═══ Material provided
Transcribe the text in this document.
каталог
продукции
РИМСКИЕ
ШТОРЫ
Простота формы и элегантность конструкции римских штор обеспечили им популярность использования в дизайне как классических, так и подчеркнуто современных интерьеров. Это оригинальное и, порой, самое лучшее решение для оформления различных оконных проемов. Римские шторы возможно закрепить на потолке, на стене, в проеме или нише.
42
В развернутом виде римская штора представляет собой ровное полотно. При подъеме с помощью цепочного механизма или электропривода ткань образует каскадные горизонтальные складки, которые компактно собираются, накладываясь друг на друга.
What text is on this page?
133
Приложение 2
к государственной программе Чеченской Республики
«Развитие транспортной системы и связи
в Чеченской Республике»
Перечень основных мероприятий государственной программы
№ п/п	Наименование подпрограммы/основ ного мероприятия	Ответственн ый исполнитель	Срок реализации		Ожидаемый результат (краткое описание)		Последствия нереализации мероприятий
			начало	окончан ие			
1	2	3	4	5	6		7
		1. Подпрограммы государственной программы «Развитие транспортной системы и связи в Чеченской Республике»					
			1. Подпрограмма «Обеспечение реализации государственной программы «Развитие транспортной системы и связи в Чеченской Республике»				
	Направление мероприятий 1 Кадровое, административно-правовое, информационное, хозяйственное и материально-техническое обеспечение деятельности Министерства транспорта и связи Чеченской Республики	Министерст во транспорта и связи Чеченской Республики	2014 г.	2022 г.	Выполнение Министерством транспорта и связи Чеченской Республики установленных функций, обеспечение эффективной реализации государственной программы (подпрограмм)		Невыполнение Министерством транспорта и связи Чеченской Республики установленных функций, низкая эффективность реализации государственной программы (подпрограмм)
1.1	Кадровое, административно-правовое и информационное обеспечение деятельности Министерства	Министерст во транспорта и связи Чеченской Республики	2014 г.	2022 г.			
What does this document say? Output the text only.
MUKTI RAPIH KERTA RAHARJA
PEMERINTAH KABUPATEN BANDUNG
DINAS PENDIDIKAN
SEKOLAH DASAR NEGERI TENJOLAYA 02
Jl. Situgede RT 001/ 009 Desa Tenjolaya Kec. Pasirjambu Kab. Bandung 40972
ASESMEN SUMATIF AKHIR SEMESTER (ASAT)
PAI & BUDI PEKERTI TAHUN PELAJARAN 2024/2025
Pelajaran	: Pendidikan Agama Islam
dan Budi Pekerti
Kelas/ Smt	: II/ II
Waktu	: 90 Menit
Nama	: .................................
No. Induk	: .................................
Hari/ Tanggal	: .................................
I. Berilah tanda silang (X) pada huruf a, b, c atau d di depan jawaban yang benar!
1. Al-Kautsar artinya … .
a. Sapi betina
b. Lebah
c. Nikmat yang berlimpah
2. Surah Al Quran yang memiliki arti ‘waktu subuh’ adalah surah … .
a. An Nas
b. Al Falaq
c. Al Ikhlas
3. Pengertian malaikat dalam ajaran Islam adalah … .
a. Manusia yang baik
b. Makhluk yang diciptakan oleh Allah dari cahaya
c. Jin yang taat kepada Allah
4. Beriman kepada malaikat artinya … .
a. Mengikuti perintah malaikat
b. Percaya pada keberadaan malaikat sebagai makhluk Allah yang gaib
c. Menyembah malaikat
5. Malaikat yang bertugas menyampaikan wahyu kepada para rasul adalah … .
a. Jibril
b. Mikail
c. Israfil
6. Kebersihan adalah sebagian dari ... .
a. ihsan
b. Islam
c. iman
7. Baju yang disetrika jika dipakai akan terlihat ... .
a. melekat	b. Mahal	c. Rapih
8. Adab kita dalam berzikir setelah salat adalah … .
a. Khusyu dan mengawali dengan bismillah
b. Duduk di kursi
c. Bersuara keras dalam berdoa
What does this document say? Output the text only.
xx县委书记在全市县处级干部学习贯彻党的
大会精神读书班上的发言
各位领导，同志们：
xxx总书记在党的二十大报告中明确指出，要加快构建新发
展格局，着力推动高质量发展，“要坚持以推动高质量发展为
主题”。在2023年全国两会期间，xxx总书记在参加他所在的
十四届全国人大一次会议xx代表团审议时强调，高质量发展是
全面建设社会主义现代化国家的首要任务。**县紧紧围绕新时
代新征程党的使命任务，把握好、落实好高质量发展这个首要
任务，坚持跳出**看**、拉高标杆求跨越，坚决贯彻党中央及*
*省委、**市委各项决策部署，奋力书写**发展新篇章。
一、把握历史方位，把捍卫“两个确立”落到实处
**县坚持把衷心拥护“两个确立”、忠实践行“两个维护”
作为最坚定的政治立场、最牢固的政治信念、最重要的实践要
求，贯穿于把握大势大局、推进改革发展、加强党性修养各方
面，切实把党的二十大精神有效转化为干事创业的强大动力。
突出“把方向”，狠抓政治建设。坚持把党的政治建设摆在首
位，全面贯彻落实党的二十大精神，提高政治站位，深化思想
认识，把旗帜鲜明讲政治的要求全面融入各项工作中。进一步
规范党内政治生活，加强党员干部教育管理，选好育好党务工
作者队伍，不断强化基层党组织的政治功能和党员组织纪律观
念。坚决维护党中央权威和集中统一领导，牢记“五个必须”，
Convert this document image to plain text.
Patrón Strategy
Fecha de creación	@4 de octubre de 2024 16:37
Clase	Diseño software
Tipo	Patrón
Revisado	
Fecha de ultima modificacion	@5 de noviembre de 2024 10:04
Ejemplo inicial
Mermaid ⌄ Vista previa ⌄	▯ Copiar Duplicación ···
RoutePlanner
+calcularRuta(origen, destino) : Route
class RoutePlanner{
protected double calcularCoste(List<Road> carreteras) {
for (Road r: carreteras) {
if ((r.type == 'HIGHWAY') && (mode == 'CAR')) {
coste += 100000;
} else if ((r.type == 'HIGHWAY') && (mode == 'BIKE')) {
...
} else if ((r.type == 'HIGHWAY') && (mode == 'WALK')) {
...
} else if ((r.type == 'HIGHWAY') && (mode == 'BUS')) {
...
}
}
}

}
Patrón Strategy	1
══════
=== Exercise directions ===
Exactly reproduce every line of the records.

=== Output for this task ===
Transcribe the text in this document.
каталог
продукции
РИМСКИЕ
ШТОРЫ
Простота формы и элегантность конструкции римских штор обеспечили им популярность использования в дизайне как классических, так и подчеркнуто современных интерьеров. Это оригинальное и, порой, самое лучшее решение для оформления различных оконных проемов. Римские шторы возможно закрепить на потолке, на стене, в проеме или нише.
42
В развернутом виде римская штора представляет собой ровное полотно. При подъеме с помощью цепочного механизма или электропривода ткань образует каскадные горизонтальные складки, которые компактно собираются, накладываясь друг на друга.
What text is on this page?
133
Приложение 2
к государственной программе Чеченской Республики
«Развитие транспортной системы и связи
в Чеченской Республике»
Перечень основных мероприятий государственной программы
№ п/п	Наименование подпрограммы/основ ного мероприятия	Ответственн ый исполнитель	Срок реализации		Ожидаемый результат (краткое описание)		Последствия нереализации мероприятий
			начало	окончан ие			
1	2	3	4	5	6		7
		1. Подпрограммы государственной программы «Развитие транспортной системы и связи в Чеченской Республике»					
			1. Подпрограмма «Обеспечение реализации государственной программы «Развитие транспортной системы и связи в Чеченской Республике»				
	Направление мероприятий 1 Кадровое, административно-правовое, информационное, хозяйственное и материально-техническое обеспечение деятельности Министерства транспорта и связи Чеченской Республики	Министерст во транспорта и связи Чеченской Республики	2014 г.	2022 г.	Выполнение Министерством транспорта и связи Чеченской Республики установленных функций, обеспечение эффективной реализации государственной программы (подпрограмм)		Невыполнение Министерством транспорта и связи Чеченской Республики установленных функций, низкая эффективность реализации государственной программы (подпрограмм)
1.1	Кадровое, административно-правовое и информационное обеспечение деятельности Министерства	Министерст во транспорта и связи Чеченской Республики	2014 г.	2022 г.			
What does this document say? Output the text only.
MUKTI RAPIH KERTA RAHARJA
PEMERINTAH KABUPATEN BANDUNG
DINAS PENDIDIKAN
SEKOLAH DASAR NEGERI TENJOLAYA 02
Jl. Situgede RT 001/ 009 Desa Tenjolaya Kec. Pasirjambu Kab. Bandung 40972
ASESMEN SUMATIF AKHIR SEMESTER (ASAT)
PAI & BUDI PEKERTI TAHUN PELAJARAN 2024/2025
Pelajaran	: Pendidikan Agama Islam
dan Budi Pekerti
Kelas/ Smt	: II/ II
Waktu	: 90 Menit
Nama	: .................................
No. Induk	: .................................
Hari/ Tanggal	: .................................
I. Berilah tanda silang (X) pada huruf a, b, c atau d di depan jawaban yang benar!
1. Al-Kautsar artinya … .
a. Sapi betina
b. Lebah
c. Nikmat yang berlimpah
2. Surah Al Quran yang memiliki arti ‘waktu subuh’ adalah surah … .
a. An Nas
b. Al Falaq
c. Al Ikhlas
3. Pengertian malaikat dalam ajaran Islam adalah … .
a. Manusia yang baik
b. Makhluk yang diciptakan oleh Allah dari cahaya
c. Jin yang taat kepada Allah
4. Beriman kepada malaikat artinya … .
a. Mengikuti perintah malaikat
b. Percaya pada keberadaan malaikat sebagai makhluk Allah yang gaib
c. Menyembah malaikat
5. Malaikat yang bertugas menyampaikan wahyu kepada para rasul adalah … .
a. Jibril
b. Mikail
c. Israfil
6. Kebersihan adalah sebagian dari ... .
a. ihsan
b. Islam
c. iman
7. Baju yang disetrika jika dipakai akan terlihat ... .
a. melekat	b. Mahal	c. Rapih
8. Adab kita dalam berzikir setelah salat adalah … .
a. Khusyu dan mengawali dengan bismillah
b. Duduk di kursi
c. Bersuara keras dalam berdoa
What does this document say? Output the text only.
xx县委书记在全市县处级干部学习贯彻党的
大会精神读书班上的发言
各位领导，同志们：
xxx总书记在党的二十大报告中明确指出，要加快构建新发
展格局，着力推动高质量发展，“要坚持以推动高质量发展为
主题”。在2023年全国两会期间，xxx总书记在参加他所在的
十四届全国人大一次会议xx代表团审议时强调，高质量发展是
全面建设社会主义现代化国家的首要任务。**县紧紧围绕新时
代新征程党的使命任务，把握好、落实好高质量发展这个首要
任务，坚持跳出**看**、拉高标杆求跨越，坚决贯彻党中央及*
*省委、**市委各项决策部署，奋力书写**发展新篇章。
一、把握历史方位，把捍卫“两个确立”落到实处
**县坚持把衷心拥护“两个确立”、忠实践行“两个维护”
作为最坚定的政治立场、最牢固的政治信念、最重要的实践要
求，贯穿于把握大势大局、推进改革发展、加强党性修养各方
面，切实把党的二十大精神有效转化为干事创业的强大动力。
突出“把方向”，狠抓政治建设。坚持把党的政治建设摆在首
位，全面贯彻落实党的二十大精神，提高政治站位，深化思想
认识，把旗帜鲜明讲政治的要求全面融入各项工作中。进一步
规范党内政治生活，加强党员干部教育管理，选好育好党务工
作者队伍，不断强化基层党组织的政治功能和党员组织纪律观
念。坚决维护党中央权威和集中统一领导，牢记“五个必须”，
Convert this document image to plain text.
Patrón Strategy
Fecha de creación	@4 de octubre de 2024 16:37
Clase	Diseño software
Tipo	Patrón
Revisado	
Fecha de ultima modificacion	@5 de noviembre de 2024 10:04
Ejemplo inicial
Mermaid ⌄ Vista previa ⌄	▯ Copiar Duplicación ···
RoutePlanner
+calcularRuta(origen, destino) : Route
class RoutePlanner{
protected double calcularCoste(List<Road> carreteras) {
for (Road r: carreteras) {
if ((r.type == 'HIGHWAY') && (mode == 'CAR')) {
coste += 100000;
} else if ((r.type == 'HIGHWAY') && (mode == 'BIKE')) {
...
} else if ((r.type == 'HIGHWAY') && (mode == 'WALK')) {
...
} else if ((r.type == 'HIGHWAY') && (mode == 'BUS')) {
...
}
}
}

}
Patrón Strategy	1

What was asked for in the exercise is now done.